▶ [Directions for this task]:
Locate every line in the records below that holds the word "الله" and return each one.

▶ [Data to use]:
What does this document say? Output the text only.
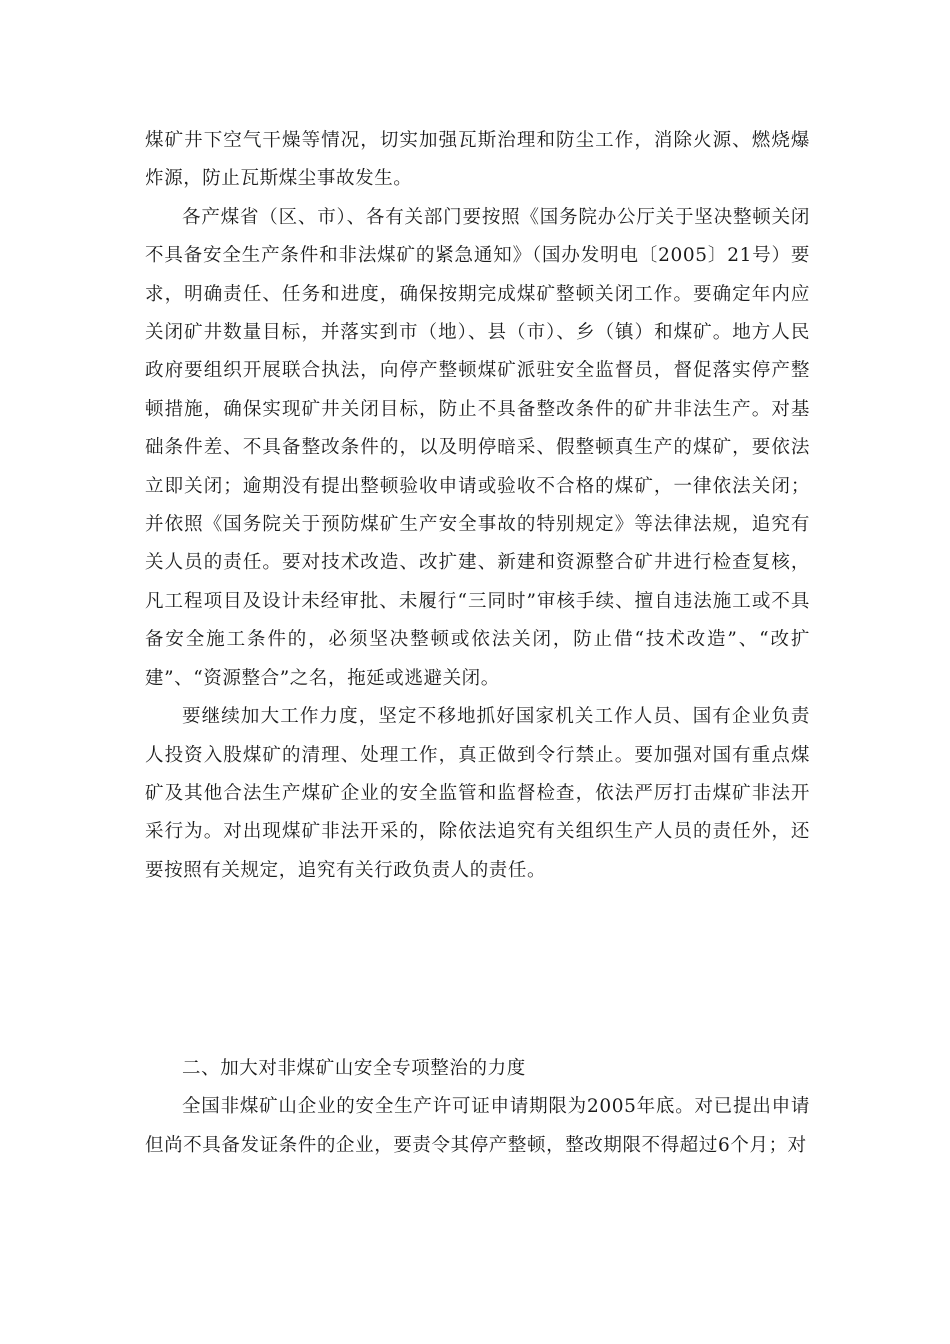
煤矿井下空气干燥等情况，切实加强瓦斯治理和防尘工作，消除火源、燃烧爆炸源，防止瓦斯煤尘事故发生。

各产煤省（区、市）、各有关部门要按照《国务院办公厅关于坚决整顿关闭不具备安全生产条件和非法煤矿的紧急通知》（国办发明电〔2005〕21号）要求，明确责任、任务和进度，确保按期完成煤矿整顿关闭工作。要确定年内应关闭矿井数量目标，并落实到市（地）、县（市）、乡（镇）和煤矿。地方人民政府要组织开展联合执法，向停产整顿煤矿派驻安全监督员，督促落实停产整顿措施，确保实现矿井关闭目标，防止不具备整改条件的矿井非法生产。对基础条件差、不具备整改条件的，以及明停暗采、假整顿真生产的煤矿，要依法立即关闭；逾期没有提出整顿验收申请或验收不合格的煤矿，一律依法关闭；并依照《国务院关于预防煤矿生产安全事故的特别规定》等法律法规，追究有关人员的责任。要对技术改造、改扩建、新建和资源整合矿井进行检查复核，凡工程项目及设计未经审批、未履行“三同时”审核手续、擅自违法施工或不具备安全施工条件的，必须坚决整顿或依法关闭，防止借“技术改造”、“改扩建”、“资源整合”之名，拖延或逃避关闭。

要继续加大工作力度，坚定不移地抓好国家机关工作人员、国有企业负责人投资入股煤矿的清理、处理工作，真正做到令行禁止。要加强对国有重点煤矿及其他合法生产煤矿企业的安全监管和监督检查，依法严厉打击煤矿非法开采行为。对出现煤矿非法开采的，除依法追究有关组织生产人员的责任外，还要按照有关规定，追究有关行政负责人的责任。

二、加大对非煤矿山安全专项整治的力度

全国非煤矿山企业的安全生产许可证申请期限为2005年底。对已提出申请但尚不具备发证条件的企业，要责令其停产整顿，整改期限不得超过6个月；对
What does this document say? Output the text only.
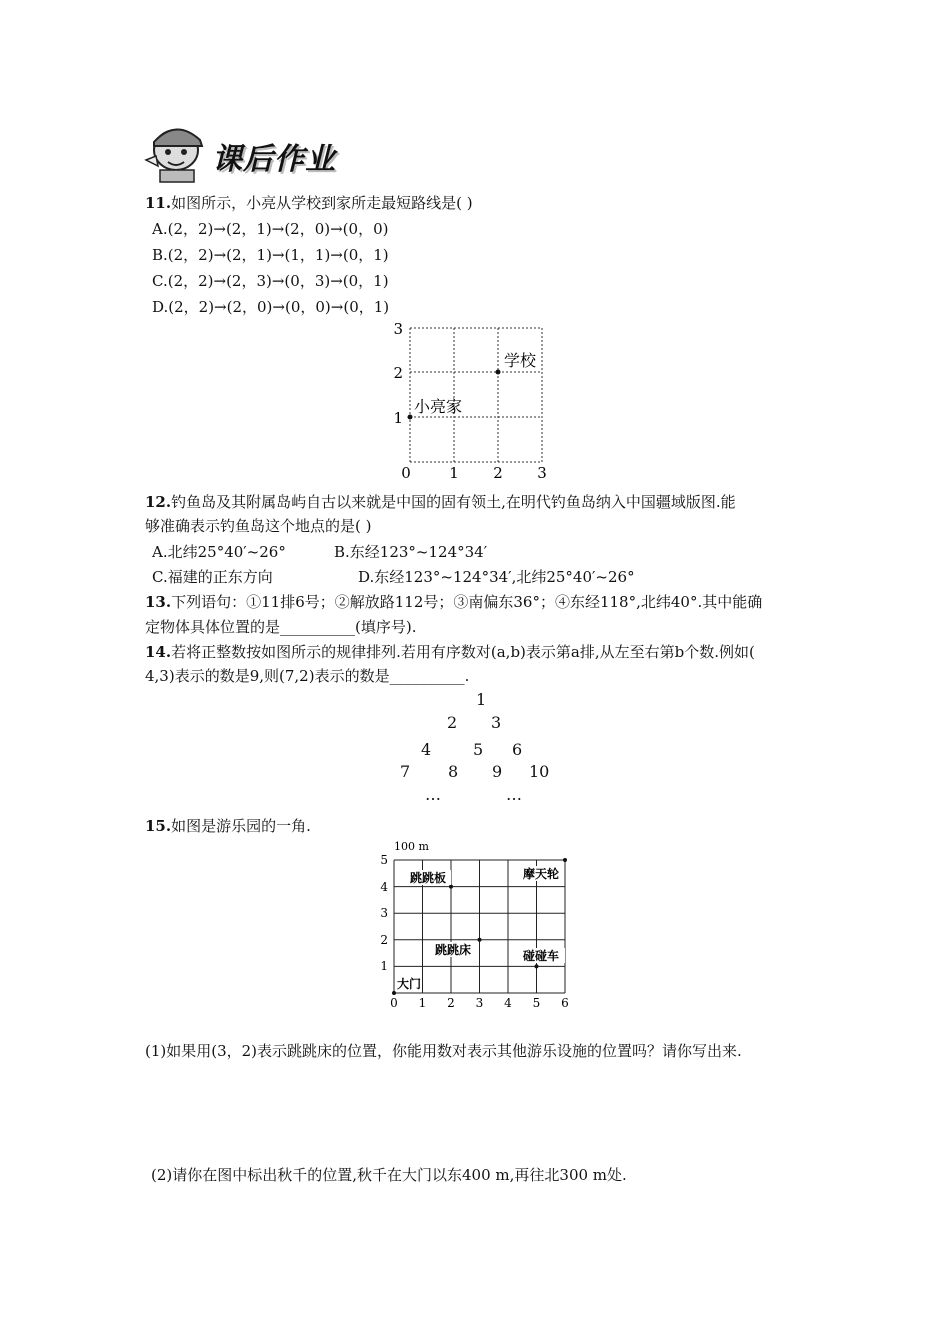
课后作业
11.如图所示，小亮从学校到家所走最短路线是( )
A.(2，2)→(2，1)→(2，0)→(0，0)
B.(2，2)→(2，1)→(1，1)→(0，1)
C.(2，2)→(2，3)→(0，3)→(0，1)
D.(2，2)→(2，0)→(0，0)→(0，1)
学校
小亮家
0	1 2 3
1
2
3
12.钓鱼岛及其附属岛屿自古以来就是中国的固有领土,在明代钓鱼岛纳入中国疆域版图.能
够准确表示钓鱼岛这个地点的是( )
A.北纬25°40′~26°	B.东经123°~124°34′
C.福建的正东方向	D.东经123°~124°34′,北纬25°40′~26°
13.下列语句：①11排6号；②解放路112号；③南偏东36°；④东经118°,北纬40°.其中能确
定物体具体位置的是__________(填序号).
14.若将正整数按如图所示的规律排列.若用有序数对(a,b)表示第a排,从左至右第b个数.例如(
4,3)表示的数是9,则(7,2)表示的数是__________.
1
2 3
4	5 6
7 8 9 10
…	…
15.如图是游乐园的一角.
100 m
跳跳板	摩天轮
跳跳床	碰碰车
大门
0 1 2 3 4 5 6
1
2
3
4
5
(1)如果用(3，2)表示跳跳床的位置，你能用数对表示其他游乐设施的位置吗？请你写出来.
(2)请你在图中标出秋千的位置,秋千在大门以东400 m,再往北300 m处.
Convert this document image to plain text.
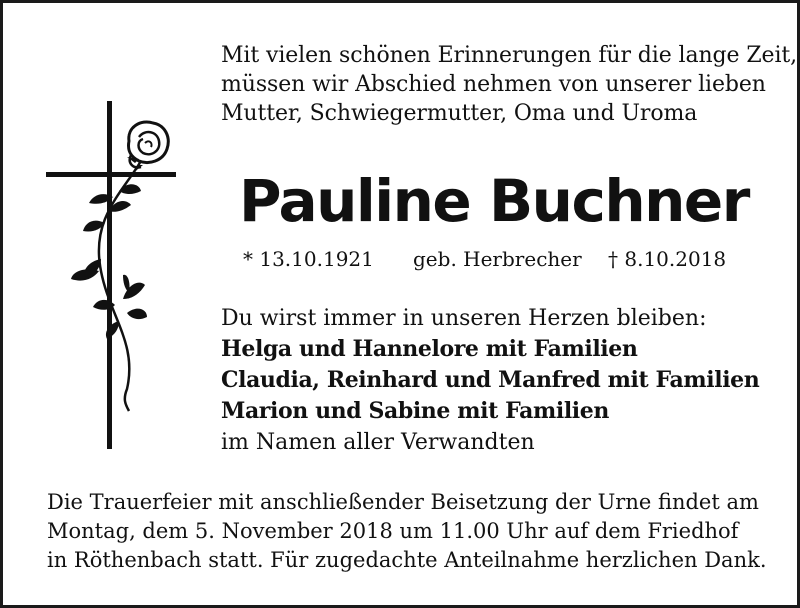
Mit vielen schönen Erinnerungen für die lange Zeit,
müssen wir Abschied nehmen von unserer lieben
Mutter, Schwiegermutter, Oma und Uroma
Pauline Buchner
* 13.10.1921 geb. Herbrecher † 8.10.2018
Du wirst immer in unseren Herzen bleiben:
Helga und Hannelore mit Familien
Claudia, Reinhard und Manfred mit Familien
Marion und Sabine mit Familien
im Namen aller Verwandten
Die Trauerfeier mit anschließender Beisetzung der Urne findet am
Montag, dem 5. November 2018 um 11.00 Uhr auf dem Friedhof
in Röthenbach statt. Für zugedachte Anteilnahme herzlichen Dank.
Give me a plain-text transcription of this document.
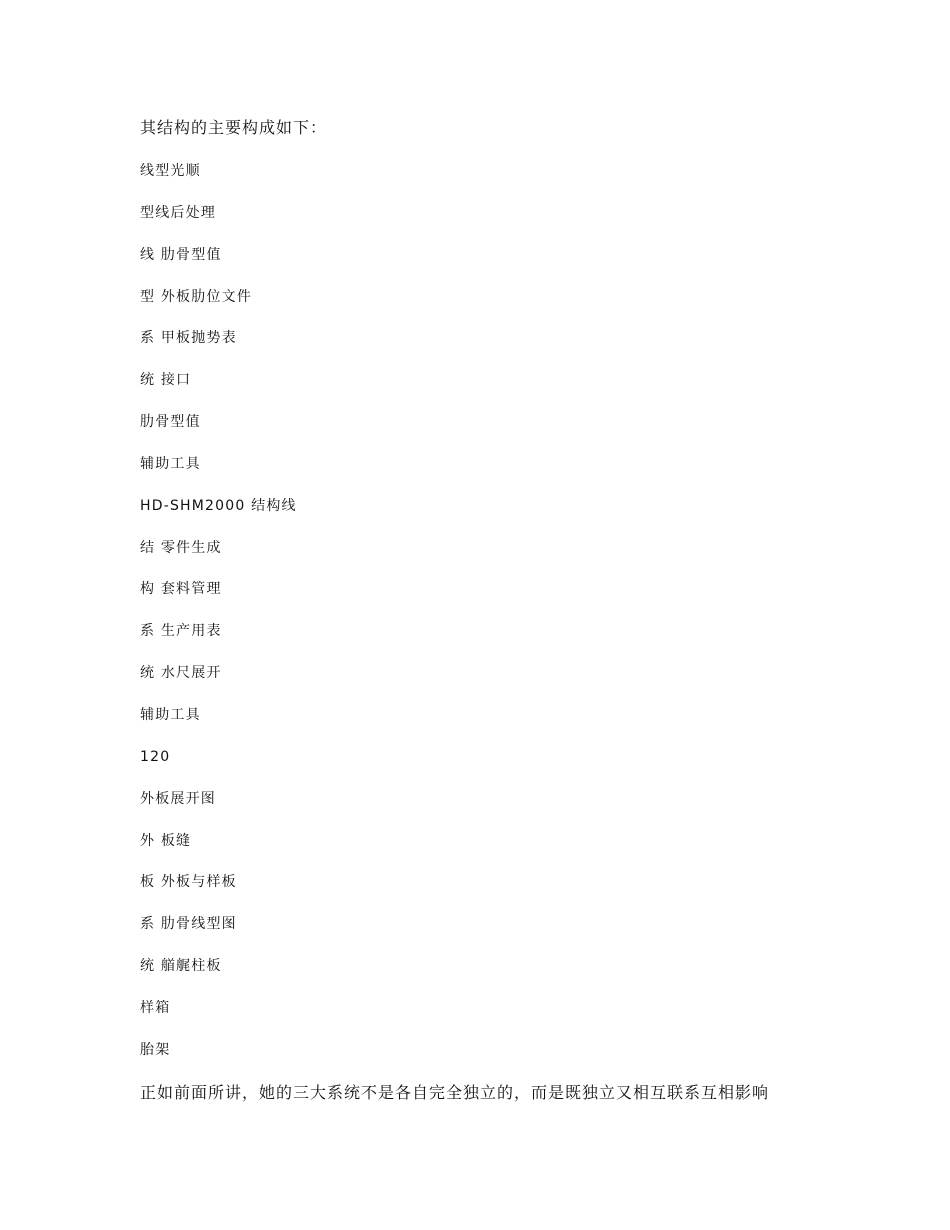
其结构的主要构成如下：
线型光顺
型线后处理
线 肋骨型值
型 外板肋位文件
系 甲板抛势表
统 接口
肋骨型值
辅助工具
HD-SHM2000 结构线
结 零件生成
构 套料管理
系 生产用表
统 水尺展开
辅助工具
120
外板展开图
外 板缝
板 外板与样板
系 肋骨线型图
统 艏艉柱板
样箱
胎架
正如前面所讲，她的三大系统不是各自完全独立的，而是既独立又相互联系互相影响
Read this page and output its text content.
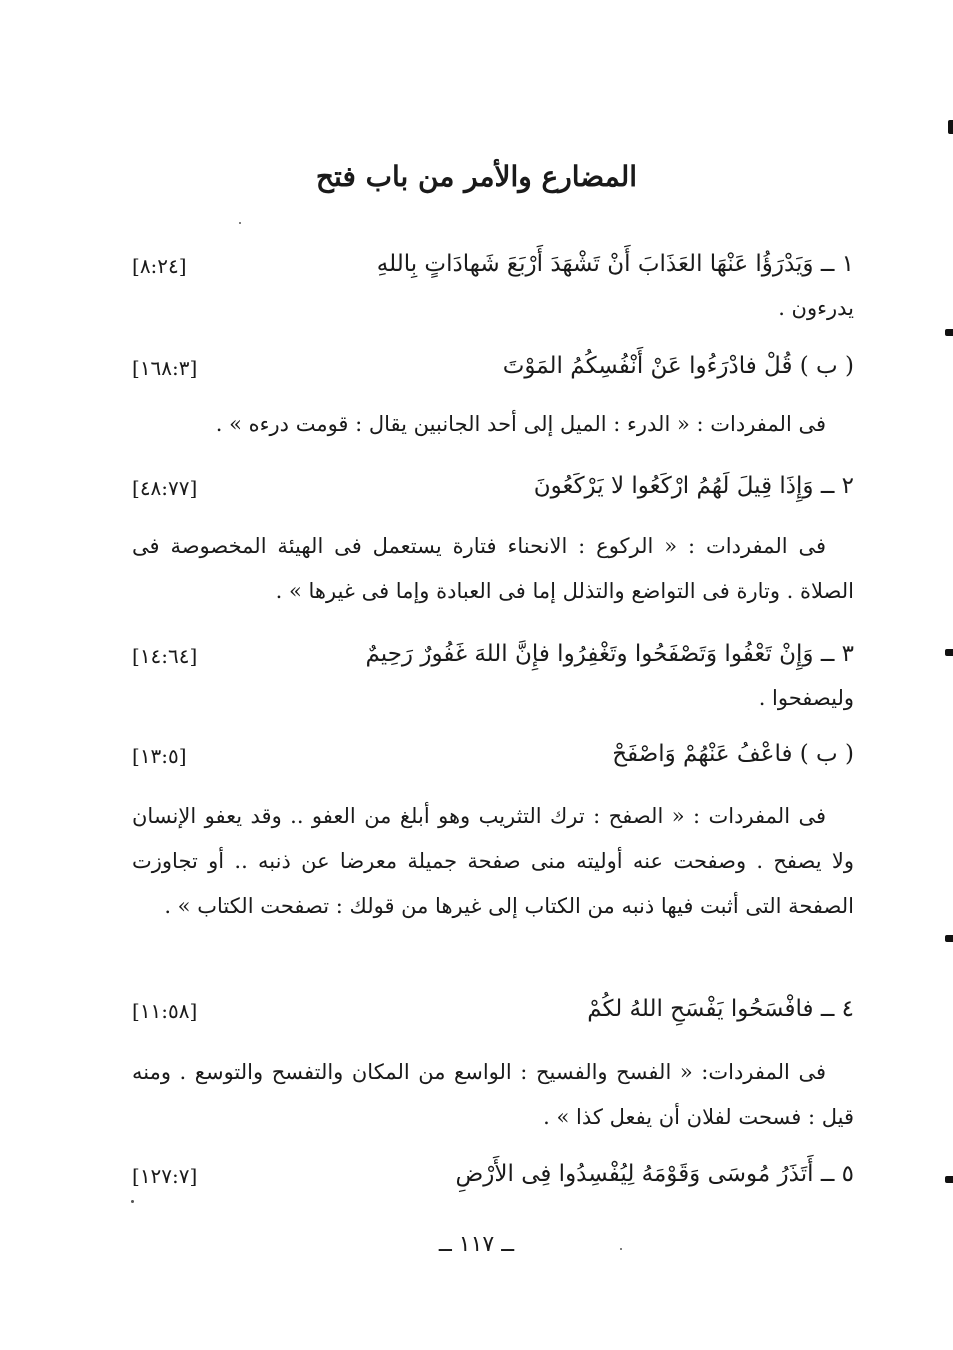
المضارع والأمر من باب فتح
١ ــ وَيَدْرَؤُا عَنْهَا العَذَابَ أَنْ تَشْهَدَ أَرْبَعَ شَهادَاتٍ بِاللهِ
[٨:٢٤]
يدرءون .
( ب ) قُلْ فادْرَءُوا عَنْ أَنْفُسِكُمُ المَوْتَ
[١٦٨:٣]

فى المفردات : « الدرء : الميل إلى أحد الجانبين يقال : قومت درءه » .

٢ ــ وَإِذَا قِيلَ لَهُمُ ارْكَعُوا لا يَرْكَعُونَ
[٤٨:٧٧]

فى المفردات : « الركوع : الانحناء فتارة يستعمل فى الهيئة المخصوصة فى الصلاة . وتارة فى التواضع والتذلل إما فى العبادة وإما فى غيرها » .

٣ ــ وَإِنْ تَعْفُوا وَتَصْفَحُوا وتَغْفِرُوا فإِنَّ اللهَ غَفُورٌ رَحِيمٌ
[١٤:٦٤]
وليصفحوا .
( ب ) فاعْفُ عَنْهُمْ وَاصْفَحْ
[١٣:٥]

فى المفردات : « الصفح : ترك التثريب وهو أبلغ من العفو .. وقد يعفو الإنسان ولا يصفح . وصفحت عنه أوليته منى صفحة جميلة معرضا عن ذنبه .. أو تجاوزت الصفحة التى أثبت فيها ذنبه من الكتاب إلى غيرها من قولك : تصفحت الكتاب » .

٤ ــ فافْسَحُوا يَفْسَحِ اللهُ لكُمْ
[١١:٥٨]

فى المفردات: « الفسح والفسيح : الواسع من المكان والتفسح والتوسع . ومنه قيل : فسحت لفلان أن يفعل كذا » .

٥ ــ أَتَذَرُ مُوسَى وَقَوْمَهُ لِيُفْسِدُوا فِى الأَرْضِ
[١٢٧:٧]
ــ ١١٧ ــ
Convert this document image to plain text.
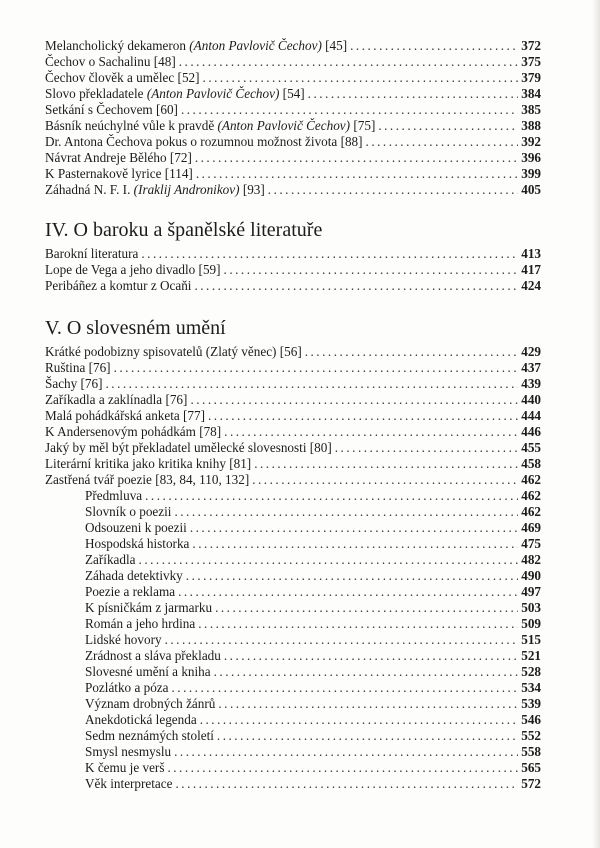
Melancholický dekameron (Anton Pavlovič Čechov) [45] . . .	372
Čechov o Sachalinu [48] . . .	375
Čechov člověk a umělec [52] . . .	379
Slovo překladatele (Anton Pavlovič Čechov) [54] . . .	384
Setkání s Čechovem [60] . . .	385
Básník neúchylné vůle k pravdě (Anton Pavlovič Čechov) [75] . . .	388
Dr. Antona Čechova pokus o rozumnou možnost života [88] . . .	392
Návrat Andreje Bělého [72] . . .	396
K Pasternakově lyrice [114] . . .	399
Záhadná N. F. I. (Iraklij Andronikov) [93] . . .	405
IV. O baroku a španělské literatuře
Barokní literatura . . .	413
Lope de Vega a jeho divadlo [59] . . .	417
Peribáñez a komtur z Ocaňi . . .	424
V. O slovesném umění
Krátké podobizny spisovatelů (Zlatý věnec) [56] . . .	429
Ruština [76] . . .	437
Šachy [76] . . .	439
Zaříkadla a zaklínadla [76] . . .	440
Malá pohádkářská anketa [77] . . .	444
K Andersenovým pohádkám [78] . . .	446
Jaký by měl být překladatel umělecké slovesnosti [80] . . .	455
Literární kritika jako kritika knihy [81] . . .	458
Zastřená tvář poezie [83, 84, 110, 132] . . .	462
Předmluva . . .	462
Slovník o poezii . . .	462
Odsouzeni k poezii . . .	469
Hospodská historka . . .	475
Zaříkadla . . .	482
Záhada detektivky . . .	490
Poezie a reklama . . .	497
K písničkám z jarmarku . . .	503
Román a jeho hrdina . . .	509
Lidské hovory . . .	515
Zrádnost a sláva překladu . . .	521
Slovesné umění a kniha . . .	528
Pozlátko a póza . . .	534
Význam drobných žánrů . . .	539
Anekdotická legenda . . .	546
Sedm neznámých století . . .	552
Smysl nesmyslu . . .	558
K čemu je verš . . .	565
Věk interpretace . . .	572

▶ [Written solution]:
١ ــ وَيَدْرَؤُا عَنْهَا العَذَابَ أَنْ تَشْهَدَ أَرْبَعَ شَهادَاتٍ بِاللهِ
٣ ــ وَإِنْ تَعْفُوا وَتَصْفَحُوا وتَغْفِرُوا فإِنَّ اللهَ غَفُورٌ رَحِيمٌ
٤ ــ فافْسَحُوا يَفْسَحِ اللهُ لكُمْ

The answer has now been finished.